Data:
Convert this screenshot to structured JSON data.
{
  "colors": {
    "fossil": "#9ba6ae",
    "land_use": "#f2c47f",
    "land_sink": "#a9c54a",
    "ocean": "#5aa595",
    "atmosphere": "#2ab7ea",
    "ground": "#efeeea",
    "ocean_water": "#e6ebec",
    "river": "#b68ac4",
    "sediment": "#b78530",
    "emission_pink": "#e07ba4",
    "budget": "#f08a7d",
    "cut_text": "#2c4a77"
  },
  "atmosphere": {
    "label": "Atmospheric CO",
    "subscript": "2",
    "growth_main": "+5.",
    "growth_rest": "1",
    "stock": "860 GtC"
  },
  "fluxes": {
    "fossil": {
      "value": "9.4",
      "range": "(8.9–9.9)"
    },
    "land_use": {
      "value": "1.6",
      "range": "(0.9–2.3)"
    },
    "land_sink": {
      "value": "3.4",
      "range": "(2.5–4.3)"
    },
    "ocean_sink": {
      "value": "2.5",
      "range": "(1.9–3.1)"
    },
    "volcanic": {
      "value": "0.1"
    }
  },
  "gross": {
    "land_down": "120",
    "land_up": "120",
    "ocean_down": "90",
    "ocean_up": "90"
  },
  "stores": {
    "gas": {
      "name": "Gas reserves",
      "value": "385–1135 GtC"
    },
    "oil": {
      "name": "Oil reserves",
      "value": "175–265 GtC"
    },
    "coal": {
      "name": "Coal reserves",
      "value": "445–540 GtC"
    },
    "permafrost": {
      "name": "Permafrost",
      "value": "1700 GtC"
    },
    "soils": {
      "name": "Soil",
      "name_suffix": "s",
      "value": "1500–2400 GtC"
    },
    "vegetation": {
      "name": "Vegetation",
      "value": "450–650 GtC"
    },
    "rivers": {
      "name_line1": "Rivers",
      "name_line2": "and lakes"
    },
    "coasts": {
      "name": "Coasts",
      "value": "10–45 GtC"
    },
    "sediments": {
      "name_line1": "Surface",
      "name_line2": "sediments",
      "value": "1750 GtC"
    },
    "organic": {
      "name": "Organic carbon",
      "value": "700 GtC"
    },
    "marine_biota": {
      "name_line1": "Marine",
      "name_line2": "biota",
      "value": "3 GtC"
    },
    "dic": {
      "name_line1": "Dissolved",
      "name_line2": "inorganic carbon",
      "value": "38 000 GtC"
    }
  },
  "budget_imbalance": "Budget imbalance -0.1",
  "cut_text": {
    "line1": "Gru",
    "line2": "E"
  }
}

Problem requirements:
Set down each entry again, unchanged.

Response below:
Convert this screenshot to structured JSON data.
{
  "colors": {
    "fossil": "#9ba6ae",
    "land_use": "#f2c47f",
    "land_sink": "#a9c54a",
    "ocean": "#5aa595",
    "atmosphere": "#2ab7ea",
    "ground": "#efeeea",
    "ocean_water": "#e6ebec",
    "river": "#b68ac4",
    "sediment": "#b78530",
    "emission_pink": "#e07ba4",
    "budget": "#f08a7d",
    "cut_text": "#2c4a77"
  },
  "atmosphere": {
    "label": "Atmospheric CO",
    "subscript": "2",
    "growth_main": "+5.",
    "growth_rest": "1",
    "stock": "860 GtC"
  },
  "fluxes": {
    "fossil": {
      "value": "9.4",
      "range": "(8.9–9.9)"
    },
    "land_use": {
      "value": "1.6",
      "range": "(0.9–2.3)"
    },
    "land_sink": {
      "value": "3.4",
      "range": "(2.5–4.3)"
    },
    "ocean_sink": {
      "value": "2.5",
      "range": "(1.9–3.1)"
    },
    "volcanic": {
      "value": "0.1"
    }
  },
  "gross": {
    "land_down": "120",
    "land_up": "120",
    "ocean_down": "90",
    "ocean_up": "90"
  },
  "stores": {
    "gas": {
      "name": "Gas reserves",
      "value": "385–1135 GtC"
    },
    "oil": {
      "name": "Oil reserves",
      "value": "175–265 GtC"
    },
    "coal": {
      "name": "Coal reserves",
      "value": "445–540 GtC"
    },
    "permafrost": {
      "name": "Permafrost",
      "value": "1700 GtC"
    },
    "soils": {
      "name": "Soil",
      "name_suffix": "s",
      "value": "1500–2400 GtC"
    },
    "vegetation": {
      "name": "Vegetation",
      "value": "450–650 GtC"
    },
    "rivers": {
      "name_line1": "Rivers",
      "name_line2": "and lakes"
    },
    "coasts": {
      "name": "Coasts",
      "value": "10–45 GtC"
    },
    "sediments": {
      "name_line1": "Surface",
      "name_line2": "sediments",
      "value": "1750 GtC"
    },
    "organic": {
      "name": "Organic carbon",
      "value": "700 GtC"
    },
    "marine_biota": {
      "name_line1": "Marine",
      "name_line2": "biota",
      "value": "3 GtC"
    },
    "dic": {
      "name_line1": "Dissolved",
      "name_line2": "inorganic carbon",
      "value": "38 000 GtC"
    }
  },
  "budget_imbalance": "Budget imbalance -0.1",
  "cut_text": {
    "line1": "Gru",
    "line2": "E"
  }
}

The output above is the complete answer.